▶ What the task asks:
Print every entry, word for word, and skip the images.

========

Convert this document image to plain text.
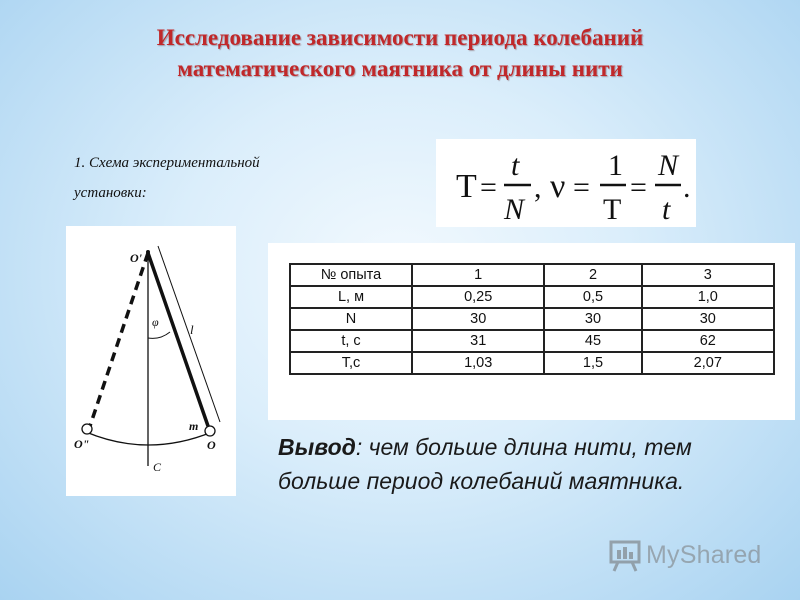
Исследование зависимости периода колебаний
математического маятника от длины нити
1. Схема экспериментальной
установки:	T =
t
N
, ν =
1
T
=
N
t
.
O'
φ l
m
O"	O
C
№ опыта	1	2	3
L, м	0,25	0,5	1,0
N	30	30	30
t, с	31	45	62
T,с	1,03	1,5	2,07
Вывод: чем больше длина нити, тем
больше период колебаний маятника.
MyShared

========

▶ Result of this exercise:
Convert this document image to plain text.
Исследование зависимости периода колебаний
математического маятника от длины нити
1. Схема экспериментальной
установки:	T =
t
N
, ν =
1
T
=
N
t
.
O'
φ l
m
O"	O
C
№ опыта	1	2	3
L, м	0,25	0,5	1,0
N	30	30	30
t, с	31	45	62
T,с	1,03	1,5	2,07
Вывод: чем больше длина нити, тем
больше период колебаний маятника.
MyShared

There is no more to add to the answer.